§ **Given task**: Duplicate the stretch of the material below from the line containing "tokyo-logo-small: スポーツ xyxy=(186,27,222,37)" through the line containing "banner-logo-main: 中日進学ナビ xyxy=(253,132,368,162)", with both of those lines included.

===== Data section =====

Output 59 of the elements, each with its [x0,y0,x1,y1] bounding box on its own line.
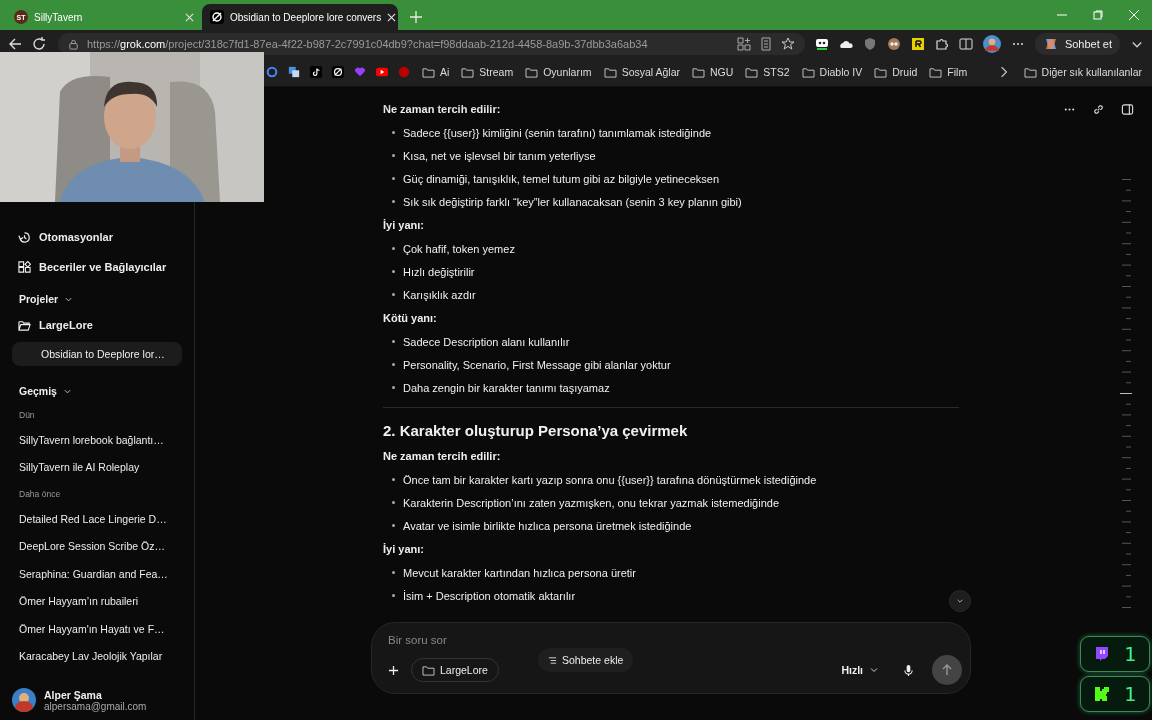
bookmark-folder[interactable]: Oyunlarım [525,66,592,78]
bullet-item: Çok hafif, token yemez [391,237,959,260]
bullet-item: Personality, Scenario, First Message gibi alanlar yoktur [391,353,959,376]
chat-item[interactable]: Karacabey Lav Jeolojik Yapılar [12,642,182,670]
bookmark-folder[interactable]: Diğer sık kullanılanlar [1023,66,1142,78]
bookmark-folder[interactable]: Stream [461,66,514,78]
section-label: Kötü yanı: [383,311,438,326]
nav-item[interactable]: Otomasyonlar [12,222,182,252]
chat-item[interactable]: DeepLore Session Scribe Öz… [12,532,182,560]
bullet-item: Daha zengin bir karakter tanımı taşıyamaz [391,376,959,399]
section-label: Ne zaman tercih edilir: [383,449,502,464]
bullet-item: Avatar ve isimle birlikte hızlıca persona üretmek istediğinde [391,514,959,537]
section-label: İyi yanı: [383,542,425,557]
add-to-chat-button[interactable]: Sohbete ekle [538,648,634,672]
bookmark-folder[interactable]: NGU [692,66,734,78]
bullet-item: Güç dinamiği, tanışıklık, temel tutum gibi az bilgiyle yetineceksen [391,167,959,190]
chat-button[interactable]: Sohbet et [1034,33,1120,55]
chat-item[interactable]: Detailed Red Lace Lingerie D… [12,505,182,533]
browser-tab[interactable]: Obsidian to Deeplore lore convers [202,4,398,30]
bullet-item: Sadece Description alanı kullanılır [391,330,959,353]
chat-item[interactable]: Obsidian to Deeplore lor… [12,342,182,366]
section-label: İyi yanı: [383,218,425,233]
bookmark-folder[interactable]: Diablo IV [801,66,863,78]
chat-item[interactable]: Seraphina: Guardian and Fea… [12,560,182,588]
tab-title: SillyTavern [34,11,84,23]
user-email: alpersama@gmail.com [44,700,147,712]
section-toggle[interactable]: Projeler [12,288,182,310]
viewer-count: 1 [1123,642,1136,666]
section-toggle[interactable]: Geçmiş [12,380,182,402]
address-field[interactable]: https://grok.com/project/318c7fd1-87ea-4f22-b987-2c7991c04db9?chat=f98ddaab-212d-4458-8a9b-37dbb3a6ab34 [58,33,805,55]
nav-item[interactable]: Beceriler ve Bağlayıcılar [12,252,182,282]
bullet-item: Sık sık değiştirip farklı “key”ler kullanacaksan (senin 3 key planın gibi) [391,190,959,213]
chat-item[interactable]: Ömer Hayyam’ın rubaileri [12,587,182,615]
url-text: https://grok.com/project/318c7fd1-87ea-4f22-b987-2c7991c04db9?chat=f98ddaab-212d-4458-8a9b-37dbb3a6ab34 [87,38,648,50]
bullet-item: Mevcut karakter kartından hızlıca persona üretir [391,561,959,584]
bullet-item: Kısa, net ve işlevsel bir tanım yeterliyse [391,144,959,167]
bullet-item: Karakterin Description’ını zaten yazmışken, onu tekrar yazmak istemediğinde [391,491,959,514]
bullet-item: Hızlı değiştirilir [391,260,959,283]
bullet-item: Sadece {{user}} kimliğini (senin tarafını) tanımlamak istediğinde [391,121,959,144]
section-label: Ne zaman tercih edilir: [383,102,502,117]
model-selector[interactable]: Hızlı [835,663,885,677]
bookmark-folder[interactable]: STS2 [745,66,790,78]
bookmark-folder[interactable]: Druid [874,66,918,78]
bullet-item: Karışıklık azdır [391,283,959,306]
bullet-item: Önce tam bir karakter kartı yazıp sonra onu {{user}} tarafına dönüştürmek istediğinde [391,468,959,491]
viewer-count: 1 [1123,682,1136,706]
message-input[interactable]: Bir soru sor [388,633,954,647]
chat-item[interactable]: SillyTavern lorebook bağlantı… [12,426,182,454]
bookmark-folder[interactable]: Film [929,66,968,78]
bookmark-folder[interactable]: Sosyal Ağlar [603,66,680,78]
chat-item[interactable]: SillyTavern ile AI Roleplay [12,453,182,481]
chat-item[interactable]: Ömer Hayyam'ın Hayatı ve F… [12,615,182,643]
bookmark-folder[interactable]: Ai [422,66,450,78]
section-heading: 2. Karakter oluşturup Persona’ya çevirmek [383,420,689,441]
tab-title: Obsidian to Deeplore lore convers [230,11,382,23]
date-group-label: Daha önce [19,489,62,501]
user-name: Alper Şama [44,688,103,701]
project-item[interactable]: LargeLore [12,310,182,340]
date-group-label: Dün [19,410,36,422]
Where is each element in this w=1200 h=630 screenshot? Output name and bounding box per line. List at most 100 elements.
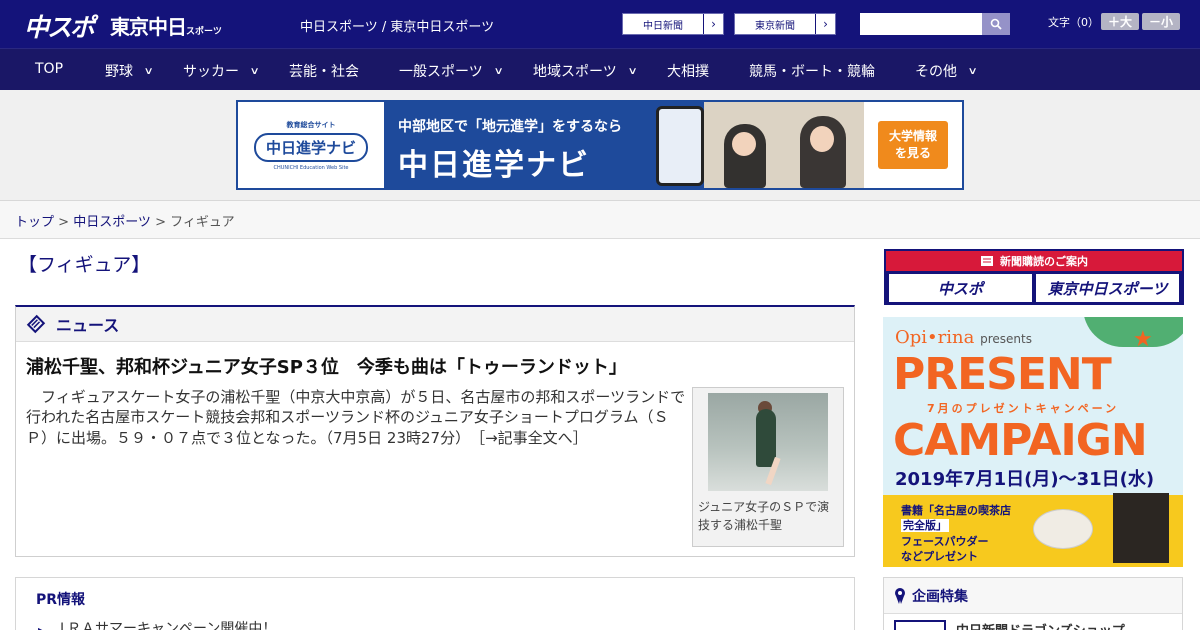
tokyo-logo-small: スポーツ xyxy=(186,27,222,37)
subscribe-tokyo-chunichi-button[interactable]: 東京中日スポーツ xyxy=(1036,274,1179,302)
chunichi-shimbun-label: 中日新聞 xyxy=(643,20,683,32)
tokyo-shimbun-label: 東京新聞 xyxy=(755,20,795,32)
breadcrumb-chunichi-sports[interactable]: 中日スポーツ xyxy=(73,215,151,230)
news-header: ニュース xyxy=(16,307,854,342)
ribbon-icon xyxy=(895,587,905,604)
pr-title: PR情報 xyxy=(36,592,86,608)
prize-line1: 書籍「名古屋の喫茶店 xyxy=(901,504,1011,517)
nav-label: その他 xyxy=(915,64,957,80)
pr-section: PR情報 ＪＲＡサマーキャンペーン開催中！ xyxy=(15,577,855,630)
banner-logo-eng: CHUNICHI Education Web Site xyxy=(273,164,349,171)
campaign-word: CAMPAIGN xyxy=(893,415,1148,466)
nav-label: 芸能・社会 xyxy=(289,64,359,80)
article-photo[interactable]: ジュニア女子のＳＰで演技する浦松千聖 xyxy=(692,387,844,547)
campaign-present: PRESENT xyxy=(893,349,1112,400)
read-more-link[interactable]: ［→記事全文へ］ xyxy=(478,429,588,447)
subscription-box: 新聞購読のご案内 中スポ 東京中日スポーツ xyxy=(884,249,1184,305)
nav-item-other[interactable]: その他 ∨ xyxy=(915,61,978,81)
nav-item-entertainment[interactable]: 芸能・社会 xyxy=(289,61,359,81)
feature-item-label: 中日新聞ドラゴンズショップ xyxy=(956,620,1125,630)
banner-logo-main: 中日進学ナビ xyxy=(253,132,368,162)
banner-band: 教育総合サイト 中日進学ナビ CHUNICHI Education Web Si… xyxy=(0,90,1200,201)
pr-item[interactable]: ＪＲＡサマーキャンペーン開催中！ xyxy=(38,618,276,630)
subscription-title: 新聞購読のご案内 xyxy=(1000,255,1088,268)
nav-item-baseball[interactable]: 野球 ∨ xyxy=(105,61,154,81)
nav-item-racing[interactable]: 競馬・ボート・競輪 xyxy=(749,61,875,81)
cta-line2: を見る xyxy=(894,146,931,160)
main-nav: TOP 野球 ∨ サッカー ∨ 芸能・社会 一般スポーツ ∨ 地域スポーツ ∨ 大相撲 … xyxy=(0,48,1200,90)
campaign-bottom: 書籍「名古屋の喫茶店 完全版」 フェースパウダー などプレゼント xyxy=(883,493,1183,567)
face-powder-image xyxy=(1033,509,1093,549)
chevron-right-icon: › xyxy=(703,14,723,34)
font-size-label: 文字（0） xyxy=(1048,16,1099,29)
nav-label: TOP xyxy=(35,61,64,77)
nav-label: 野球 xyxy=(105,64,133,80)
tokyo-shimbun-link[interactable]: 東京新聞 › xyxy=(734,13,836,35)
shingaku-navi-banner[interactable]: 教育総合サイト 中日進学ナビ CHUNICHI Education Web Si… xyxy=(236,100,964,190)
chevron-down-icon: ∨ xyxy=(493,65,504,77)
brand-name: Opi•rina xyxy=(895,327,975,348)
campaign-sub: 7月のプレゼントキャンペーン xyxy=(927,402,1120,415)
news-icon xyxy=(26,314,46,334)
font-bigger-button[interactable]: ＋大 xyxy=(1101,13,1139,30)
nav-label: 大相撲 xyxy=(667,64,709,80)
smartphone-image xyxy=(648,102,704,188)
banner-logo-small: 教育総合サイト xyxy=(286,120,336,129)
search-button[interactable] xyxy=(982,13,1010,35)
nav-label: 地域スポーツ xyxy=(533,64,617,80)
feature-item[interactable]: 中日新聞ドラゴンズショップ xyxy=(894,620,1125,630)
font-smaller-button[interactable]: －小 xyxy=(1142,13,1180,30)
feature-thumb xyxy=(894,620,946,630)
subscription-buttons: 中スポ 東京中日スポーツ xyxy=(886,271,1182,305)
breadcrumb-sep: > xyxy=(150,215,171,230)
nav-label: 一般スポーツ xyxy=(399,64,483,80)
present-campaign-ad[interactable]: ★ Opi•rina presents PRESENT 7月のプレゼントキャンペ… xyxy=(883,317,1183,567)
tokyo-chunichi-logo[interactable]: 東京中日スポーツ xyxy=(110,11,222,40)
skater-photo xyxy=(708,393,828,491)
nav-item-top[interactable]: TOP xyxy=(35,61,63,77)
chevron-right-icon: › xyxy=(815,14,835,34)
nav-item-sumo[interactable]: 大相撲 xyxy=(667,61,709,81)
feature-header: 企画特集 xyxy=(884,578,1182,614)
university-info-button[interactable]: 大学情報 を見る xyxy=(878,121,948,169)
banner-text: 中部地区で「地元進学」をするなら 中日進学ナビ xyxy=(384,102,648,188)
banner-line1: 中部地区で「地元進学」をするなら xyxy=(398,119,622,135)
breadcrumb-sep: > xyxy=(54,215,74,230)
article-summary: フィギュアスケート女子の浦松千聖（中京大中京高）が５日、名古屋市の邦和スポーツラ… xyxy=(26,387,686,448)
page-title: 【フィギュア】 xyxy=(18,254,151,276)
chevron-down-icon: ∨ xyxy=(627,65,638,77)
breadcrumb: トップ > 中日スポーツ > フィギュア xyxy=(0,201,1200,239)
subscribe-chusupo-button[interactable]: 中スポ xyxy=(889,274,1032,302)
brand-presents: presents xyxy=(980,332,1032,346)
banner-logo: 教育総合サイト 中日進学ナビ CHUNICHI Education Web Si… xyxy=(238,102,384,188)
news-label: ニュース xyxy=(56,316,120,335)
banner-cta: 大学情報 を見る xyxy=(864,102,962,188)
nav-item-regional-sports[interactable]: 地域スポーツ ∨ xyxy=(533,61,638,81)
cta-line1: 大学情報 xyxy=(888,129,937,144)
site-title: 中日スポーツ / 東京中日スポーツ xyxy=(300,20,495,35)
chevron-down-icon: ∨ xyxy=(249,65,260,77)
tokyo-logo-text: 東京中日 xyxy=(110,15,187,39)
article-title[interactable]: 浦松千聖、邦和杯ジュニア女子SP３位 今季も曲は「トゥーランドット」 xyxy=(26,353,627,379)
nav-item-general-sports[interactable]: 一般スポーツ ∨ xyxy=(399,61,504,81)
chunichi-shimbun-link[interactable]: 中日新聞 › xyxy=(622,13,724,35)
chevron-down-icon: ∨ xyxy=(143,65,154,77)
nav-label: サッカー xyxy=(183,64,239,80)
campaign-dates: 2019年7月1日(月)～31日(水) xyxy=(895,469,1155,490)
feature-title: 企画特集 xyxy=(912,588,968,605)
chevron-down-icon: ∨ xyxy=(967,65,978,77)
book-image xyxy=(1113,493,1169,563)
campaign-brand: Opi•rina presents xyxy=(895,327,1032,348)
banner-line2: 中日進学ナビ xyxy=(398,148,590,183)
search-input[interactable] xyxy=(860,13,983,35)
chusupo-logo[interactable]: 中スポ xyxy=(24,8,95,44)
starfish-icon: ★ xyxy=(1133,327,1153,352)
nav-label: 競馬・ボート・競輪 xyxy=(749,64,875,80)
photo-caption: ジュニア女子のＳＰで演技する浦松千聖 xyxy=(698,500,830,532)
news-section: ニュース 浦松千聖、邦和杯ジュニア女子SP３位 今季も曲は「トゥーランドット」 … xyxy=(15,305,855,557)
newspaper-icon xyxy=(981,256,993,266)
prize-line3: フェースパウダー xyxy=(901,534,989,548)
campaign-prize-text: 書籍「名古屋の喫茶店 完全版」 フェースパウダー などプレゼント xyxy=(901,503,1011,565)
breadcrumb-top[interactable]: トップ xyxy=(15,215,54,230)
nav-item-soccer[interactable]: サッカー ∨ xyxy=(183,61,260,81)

=====

§ **Solved problem**:
tokyo-logo-small: スポーツ xyxy=(186,27,222,37)
subscribe-tokyo-chunichi-button[interactable]: 東京中日スポーツ xyxy=(1036,274,1179,302)
chunichi-shimbun-label: 中日新聞 xyxy=(643,20,683,32)
tokyo-shimbun-label: 東京新聞 xyxy=(755,20,795,32)
breadcrumb-chunichi-sports[interactable]: 中日スポーツ xyxy=(73,215,151,230)
news-header: ニュース xyxy=(16,307,854,342)
ribbon-icon xyxy=(895,587,905,604)
pr-title: PR情報 xyxy=(36,592,86,608)
prize-line1: 書籍「名古屋の喫茶店 xyxy=(901,504,1011,517)
nav-label: その他 xyxy=(915,64,957,80)
pr-section: PR情報 ＪＲＡサマーキャンペーン開催中！ xyxy=(15,577,855,630)
banner-logo-eng: CHUNICHI Education Web Site xyxy=(273,164,349,171)
campaign-word: CAMPAIGN xyxy=(893,415,1148,466)
nav-label: 芸能・社会 xyxy=(289,64,359,80)
article-photo[interactable]: ジュニア女子のＳＰで演技する浦松千聖 xyxy=(692,387,844,547)
campaign-present: PRESENT xyxy=(893,349,1112,400)
read-more-link[interactable]: ［→記事全文へ］ xyxy=(478,429,588,447)
subscription-box: 新聞購読のご案内 中スポ 東京中日スポーツ xyxy=(884,249,1184,305)
nav-item-other[interactable]: その他 ∨ xyxy=(915,61,978,81)
nav-item-entertainment[interactable]: 芸能・社会 xyxy=(289,61,359,81)
feature-item-label: 中日新聞ドラゴンズショップ xyxy=(956,620,1125,630)
banner-logo-main: 中日進学ナビ xyxy=(253,132,368,162)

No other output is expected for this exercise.